## What the exercise asks
Make an exact copy of the lines below.
————
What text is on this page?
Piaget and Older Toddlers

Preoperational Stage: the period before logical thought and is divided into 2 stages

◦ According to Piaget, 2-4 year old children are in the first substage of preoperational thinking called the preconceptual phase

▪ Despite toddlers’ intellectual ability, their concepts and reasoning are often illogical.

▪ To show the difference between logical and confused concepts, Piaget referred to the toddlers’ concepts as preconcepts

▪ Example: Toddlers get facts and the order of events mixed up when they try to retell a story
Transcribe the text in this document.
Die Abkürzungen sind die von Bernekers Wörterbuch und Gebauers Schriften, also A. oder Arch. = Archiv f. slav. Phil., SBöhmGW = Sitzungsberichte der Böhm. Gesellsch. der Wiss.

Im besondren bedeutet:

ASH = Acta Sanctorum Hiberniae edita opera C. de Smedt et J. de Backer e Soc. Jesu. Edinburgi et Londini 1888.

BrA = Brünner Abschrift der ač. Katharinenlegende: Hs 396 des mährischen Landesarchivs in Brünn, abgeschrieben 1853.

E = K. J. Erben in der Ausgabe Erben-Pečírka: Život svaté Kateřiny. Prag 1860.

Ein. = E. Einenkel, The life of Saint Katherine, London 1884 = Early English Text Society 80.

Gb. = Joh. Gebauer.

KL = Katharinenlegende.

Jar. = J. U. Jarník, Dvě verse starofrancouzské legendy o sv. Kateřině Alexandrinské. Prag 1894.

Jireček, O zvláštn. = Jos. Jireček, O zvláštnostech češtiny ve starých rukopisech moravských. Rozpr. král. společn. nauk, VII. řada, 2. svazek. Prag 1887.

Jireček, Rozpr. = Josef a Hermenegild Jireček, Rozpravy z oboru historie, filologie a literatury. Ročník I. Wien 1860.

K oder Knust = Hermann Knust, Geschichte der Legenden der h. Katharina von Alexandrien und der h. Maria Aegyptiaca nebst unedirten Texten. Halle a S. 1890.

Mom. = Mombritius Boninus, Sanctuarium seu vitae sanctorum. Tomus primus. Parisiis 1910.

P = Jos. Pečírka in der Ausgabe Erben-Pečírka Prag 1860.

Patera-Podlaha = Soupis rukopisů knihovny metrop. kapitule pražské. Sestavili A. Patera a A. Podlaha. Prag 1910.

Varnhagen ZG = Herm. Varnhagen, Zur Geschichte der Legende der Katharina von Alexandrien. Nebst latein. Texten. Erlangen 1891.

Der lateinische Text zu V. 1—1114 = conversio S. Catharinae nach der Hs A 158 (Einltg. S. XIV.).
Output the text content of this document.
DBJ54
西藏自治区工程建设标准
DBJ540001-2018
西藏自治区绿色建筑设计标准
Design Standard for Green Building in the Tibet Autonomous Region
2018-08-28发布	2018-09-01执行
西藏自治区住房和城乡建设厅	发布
————
## Exercise result
What text is on this page?
Piaget and Older Toddlers

Preoperational Stage: the period before logical thought and is divided into 2 stages

◦ According to Piaget, 2-4 year old children are in the first substage of preoperational thinking called the preconceptual phase

▪ Despite toddlers’ intellectual ability, their concepts and reasoning are often illogical.

▪ To show the difference between logical and confused concepts, Piaget referred to the toddlers’ concepts as preconcepts

▪ Example: Toddlers get facts and the order of events mixed up when they try to retell a story
Transcribe the text in this document.
Die Abkürzungen sind die von Bernekers Wörterbuch und Gebauers Schriften, also A. oder Arch. = Archiv f. slav. Phil., SBöhmGW = Sitzungsberichte der Böhm. Gesellsch. der Wiss.

Im besondren bedeutet:

ASH = Acta Sanctorum Hiberniae edita opera C. de Smedt et J. de Backer e Soc. Jesu. Edinburgi et Londini 1888.

BrA = Brünner Abschrift der ač. Katharinenlegende: Hs 396 des mährischen Landesarchivs in Brünn, abgeschrieben 1853.

E = K. J. Erben in der Ausgabe Erben-Pečírka: Život svaté Kateřiny. Prag 1860.

Ein. = E. Einenkel, The life of Saint Katherine, London 1884 = Early English Text Society 80.

Gb. = Joh. Gebauer.

KL = Katharinenlegende.

Jar. = J. U. Jarník, Dvě verse starofrancouzské legendy o sv. Kateřině Alexandrinské. Prag 1894.

Jireček, O zvláštn. = Jos. Jireček, O zvláštnostech češtiny ve starých rukopisech moravských. Rozpr. král. společn. nauk, VII. řada, 2. svazek. Prag 1887.

Jireček, Rozpr. = Josef a Hermenegild Jireček, Rozpravy z oboru historie, filologie a literatury. Ročník I. Wien 1860.

K oder Knust = Hermann Knust, Geschichte der Legenden der h. Katharina von Alexandrien und der h. Maria Aegyptiaca nebst unedirten Texten. Halle a S. 1890.

Mom. = Mombritius Boninus, Sanctuarium seu vitae sanctorum. Tomus primus. Parisiis 1910.

P = Jos. Pečírka in der Ausgabe Erben-Pečírka Prag 1860.

Patera-Podlaha = Soupis rukopisů knihovny metrop. kapitule pražské. Sestavili A. Patera a A. Podlaha. Prag 1910.

Varnhagen ZG = Herm. Varnhagen, Zur Geschichte der Legende der Katharina von Alexandrien. Nebst latein. Texten. Erlangen 1891.

Der lateinische Text zu V. 1—1114 = conversio S. Catharinae nach der Hs A 158 (Einltg. S. XIV.).
Output the text content of this document.
DBJ54
西藏自治区工程建设标准
DBJ540001-2018
西藏自治区绿色建筑设计标准
Design Standard for Green Building in the Tibet Autonomous Region
2018-08-28发布	2018-09-01执行
西藏自治区住房和城乡建设厅	发布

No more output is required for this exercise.